◆ Aim of the exercise ◆
Repeat the records below exactly as they appear.

Rows from a figure dataset:
· · · ·

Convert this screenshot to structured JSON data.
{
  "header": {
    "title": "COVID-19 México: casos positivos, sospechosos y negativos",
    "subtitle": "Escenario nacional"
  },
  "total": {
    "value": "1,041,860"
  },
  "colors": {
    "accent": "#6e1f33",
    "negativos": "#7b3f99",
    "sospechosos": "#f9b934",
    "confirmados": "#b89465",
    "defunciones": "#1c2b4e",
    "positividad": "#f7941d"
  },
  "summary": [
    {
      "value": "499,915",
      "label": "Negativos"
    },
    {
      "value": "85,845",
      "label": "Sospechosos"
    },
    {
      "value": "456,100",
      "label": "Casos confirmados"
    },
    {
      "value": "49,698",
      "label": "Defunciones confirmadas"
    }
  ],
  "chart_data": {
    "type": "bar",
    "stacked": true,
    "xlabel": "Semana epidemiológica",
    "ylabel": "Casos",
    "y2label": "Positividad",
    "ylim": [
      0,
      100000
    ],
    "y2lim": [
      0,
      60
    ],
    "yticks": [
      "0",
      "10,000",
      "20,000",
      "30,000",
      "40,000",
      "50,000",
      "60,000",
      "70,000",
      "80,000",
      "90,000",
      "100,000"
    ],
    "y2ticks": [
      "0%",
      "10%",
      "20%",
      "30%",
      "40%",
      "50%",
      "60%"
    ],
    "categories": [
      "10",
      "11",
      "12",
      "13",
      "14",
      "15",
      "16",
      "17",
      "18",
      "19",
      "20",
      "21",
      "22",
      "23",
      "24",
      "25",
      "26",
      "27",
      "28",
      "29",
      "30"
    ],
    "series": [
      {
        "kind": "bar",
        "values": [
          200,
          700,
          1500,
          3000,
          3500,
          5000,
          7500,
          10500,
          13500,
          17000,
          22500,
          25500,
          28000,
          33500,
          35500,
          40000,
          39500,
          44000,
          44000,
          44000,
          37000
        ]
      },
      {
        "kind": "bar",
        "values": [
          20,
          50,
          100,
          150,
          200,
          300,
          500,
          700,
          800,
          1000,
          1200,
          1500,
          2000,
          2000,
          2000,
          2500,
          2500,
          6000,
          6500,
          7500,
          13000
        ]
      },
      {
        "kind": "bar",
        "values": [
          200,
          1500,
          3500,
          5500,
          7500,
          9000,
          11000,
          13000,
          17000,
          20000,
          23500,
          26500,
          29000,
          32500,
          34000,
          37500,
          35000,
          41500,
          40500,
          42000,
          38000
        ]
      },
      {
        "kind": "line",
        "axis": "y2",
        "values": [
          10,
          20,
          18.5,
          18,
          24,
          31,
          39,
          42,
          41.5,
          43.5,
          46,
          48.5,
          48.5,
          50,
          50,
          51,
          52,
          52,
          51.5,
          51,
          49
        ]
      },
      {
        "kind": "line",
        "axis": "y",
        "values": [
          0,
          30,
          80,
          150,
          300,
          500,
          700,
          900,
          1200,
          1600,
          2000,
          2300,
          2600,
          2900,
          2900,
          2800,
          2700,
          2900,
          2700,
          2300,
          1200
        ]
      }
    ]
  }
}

· · · ·

◆ Solution ◆
Convert this screenshot to structured JSON data.
{
  "header": {
    "title": "COVID-19 México: casos positivos, sospechosos y negativos",
    "subtitle": "Escenario nacional"
  },
  "total": {
    "value": "1,041,860"
  },
  "colors": {
    "accent": "#6e1f33",
    "negativos": "#7b3f99",
    "sospechosos": "#f9b934",
    "confirmados": "#b89465",
    "defunciones": "#1c2b4e",
    "positividad": "#f7941d"
  },
  "summary": [
    {
      "value": "499,915",
      "label": "Negativos"
    },
    {
      "value": "85,845",
      "label": "Sospechosos"
    },
    {
      "value": "456,100",
      "label": "Casos confirmados"
    },
    {
      "value": "49,698",
      "label": "Defunciones confirmadas"
    }
  ],
  "chart_data": {
    "type": "bar",
    "stacked": true,
    "xlabel": "Semana epidemiológica",
    "ylabel": "Casos",
    "y2label": "Positividad",
    "ylim": [
      0,
      100000
    ],
    "y2lim": [
      0,
      60
    ],
    "yticks": [
      "0",
      "10,000",
      "20,000",
      "30,000",
      "40,000",
      "50,000",
      "60,000",
      "70,000",
      "80,000",
      "90,000",
      "100,000"
    ],
    "y2ticks": [
      "0%",
      "10%",
      "20%",
      "30%",
      "40%",
      "50%",
      "60%"
    ],
    "categories": [
      "10",
      "11",
      "12",
      "13",
      "14",
      "15",
      "16",
      "17",
      "18",
      "19",
      "20",
      "21",
      "22",
      "23",
      "24",
      "25",
      "26",
      "27",
      "28",
      "29",
      "30"
    ],
    "series": [
      {
        "kind": "bar",
        "values": [
          200,
          700,
          1500,
          3000,
          3500,
          5000,
          7500,
          10500,
          13500,
          17000,
          22500,
          25500,
          28000,
          33500,
          35500,
          40000,
          39500,
          44000,
          44000,
          44000,
          37000
        ]
      },
      {
        "kind": "bar",
        "values": [
          20,
          50,
          100,
          150,
          200,
          300,
          500,
          700,
          800,
          1000,
          1200,
          1500,
          2000,
          2000,
          2000,
          2500,
          2500,
          6000,
          6500,
          7500,
          13000
        ]
      },
      {
        "kind": "bar",
        "values": [
          200,
          1500,
          3500,
          5500,
          7500,
          9000,
          11000,
          13000,
          17000,
          20000,
          23500,
          26500,
          29000,
          32500,
          34000,
          37500,
          35000,
          41500,
          40500,
          42000,
          38000
        ]
      },
      {
        "kind": "line",
        "axis": "y2",
        "values": [
          10,
          20,
          18.5,
          18,
          24,
          31,
          39,
          42,
          41.5,
          43.5,
          46,
          48.5,
          48.5,
          50,
          50,
          51,
          52,
          52,
          51.5,
          51,
          49
        ]
      },
      {
        "kind": "line",
        "axis": "y",
        "values": [
          0,
          30,
          80,
          150,
          300,
          500,
          700,
          900,
          1200,
          1600,
          2000,
          2300,
          2600,
          2900,
          2900,
          2800,
          2700,
          2900,
          2700,
          2300,
          1200
        ]
      }
    ]
  }
}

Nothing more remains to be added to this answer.